## [EXERCISE GOAL]
Tally the lines in the following entries that include the word "image"; state only the total.

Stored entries
==============================

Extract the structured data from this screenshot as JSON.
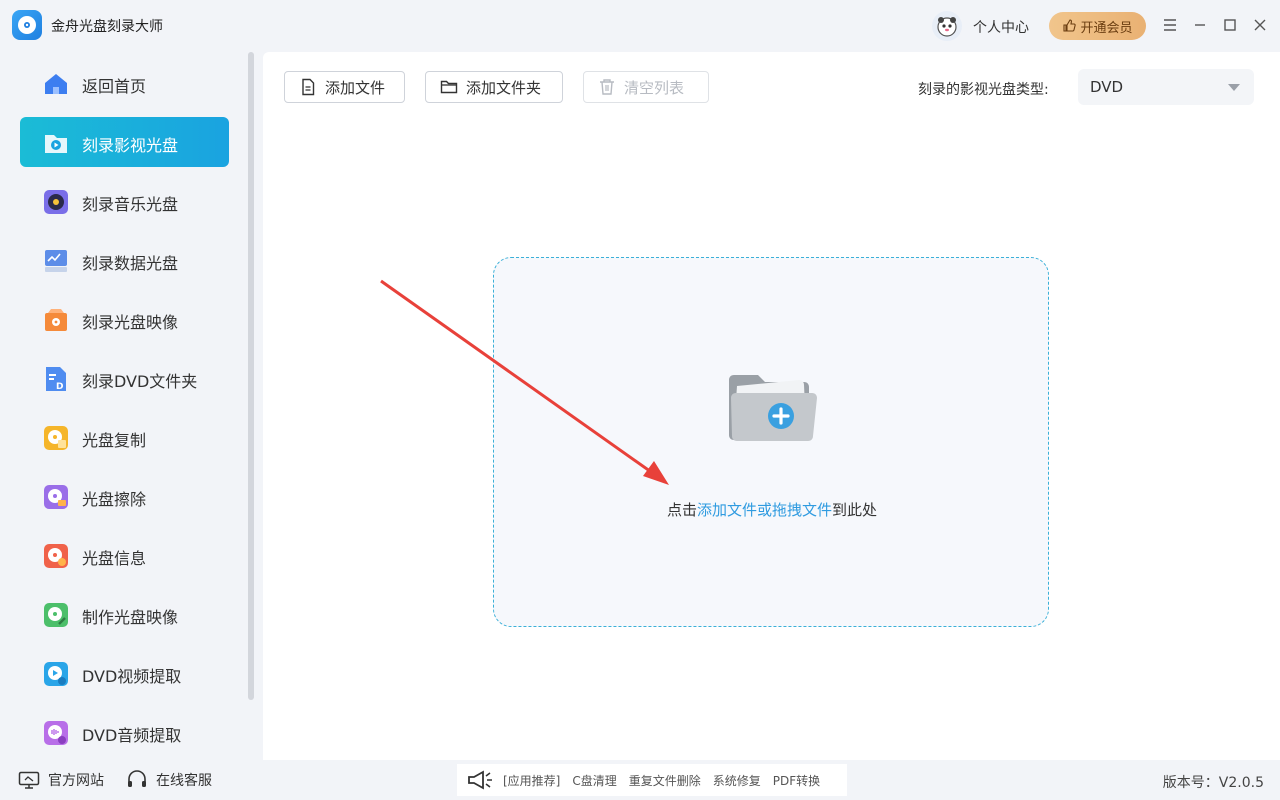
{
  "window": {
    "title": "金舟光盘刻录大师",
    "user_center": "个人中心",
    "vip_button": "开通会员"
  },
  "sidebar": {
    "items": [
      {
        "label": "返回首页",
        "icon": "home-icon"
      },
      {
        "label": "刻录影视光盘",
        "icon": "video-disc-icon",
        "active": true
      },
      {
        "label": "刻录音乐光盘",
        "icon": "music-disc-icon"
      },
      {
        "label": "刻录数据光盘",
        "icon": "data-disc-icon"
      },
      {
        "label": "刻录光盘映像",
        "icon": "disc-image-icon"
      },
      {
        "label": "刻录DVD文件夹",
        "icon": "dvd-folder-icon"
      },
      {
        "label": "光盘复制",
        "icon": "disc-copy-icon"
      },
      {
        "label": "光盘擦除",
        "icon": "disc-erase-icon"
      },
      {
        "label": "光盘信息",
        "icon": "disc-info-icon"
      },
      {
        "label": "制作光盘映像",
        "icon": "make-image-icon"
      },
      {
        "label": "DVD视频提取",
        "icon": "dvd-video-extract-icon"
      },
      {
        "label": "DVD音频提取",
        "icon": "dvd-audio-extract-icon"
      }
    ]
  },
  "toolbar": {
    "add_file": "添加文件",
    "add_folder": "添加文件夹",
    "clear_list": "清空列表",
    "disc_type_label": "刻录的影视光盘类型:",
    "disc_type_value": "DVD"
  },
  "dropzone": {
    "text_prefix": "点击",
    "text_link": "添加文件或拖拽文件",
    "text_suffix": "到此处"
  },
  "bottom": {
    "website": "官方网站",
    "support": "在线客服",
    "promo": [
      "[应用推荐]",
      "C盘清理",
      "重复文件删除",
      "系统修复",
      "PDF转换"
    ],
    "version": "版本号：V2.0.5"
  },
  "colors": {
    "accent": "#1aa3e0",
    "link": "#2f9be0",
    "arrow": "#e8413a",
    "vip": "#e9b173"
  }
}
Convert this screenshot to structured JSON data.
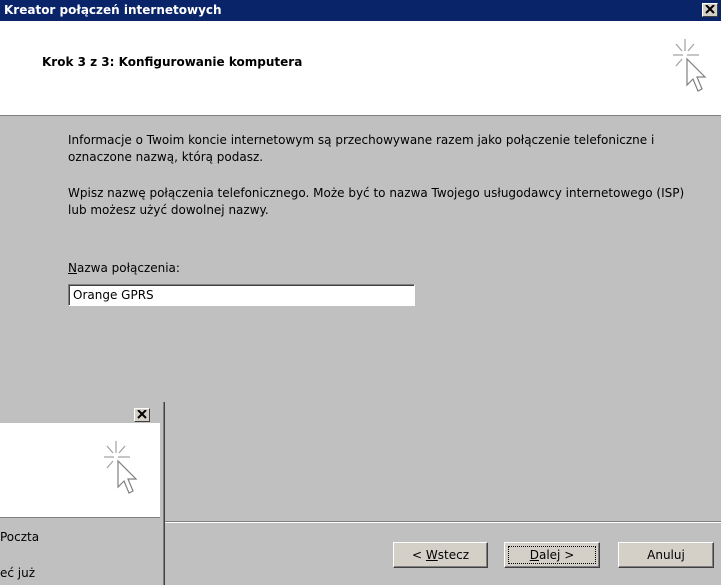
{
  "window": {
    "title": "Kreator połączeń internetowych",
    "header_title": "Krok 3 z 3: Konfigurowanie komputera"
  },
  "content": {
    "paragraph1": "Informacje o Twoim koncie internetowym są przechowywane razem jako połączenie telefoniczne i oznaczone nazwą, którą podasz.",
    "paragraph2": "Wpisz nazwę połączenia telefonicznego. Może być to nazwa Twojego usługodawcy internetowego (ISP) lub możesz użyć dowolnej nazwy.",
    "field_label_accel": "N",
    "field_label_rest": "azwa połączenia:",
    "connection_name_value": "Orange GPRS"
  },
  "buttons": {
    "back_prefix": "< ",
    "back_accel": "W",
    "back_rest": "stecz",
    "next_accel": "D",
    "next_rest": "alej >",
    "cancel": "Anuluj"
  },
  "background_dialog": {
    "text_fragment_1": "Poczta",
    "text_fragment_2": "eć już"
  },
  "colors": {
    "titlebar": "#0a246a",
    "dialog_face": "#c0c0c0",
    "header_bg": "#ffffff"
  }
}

==============================

## [RESPONSE BELOW]
2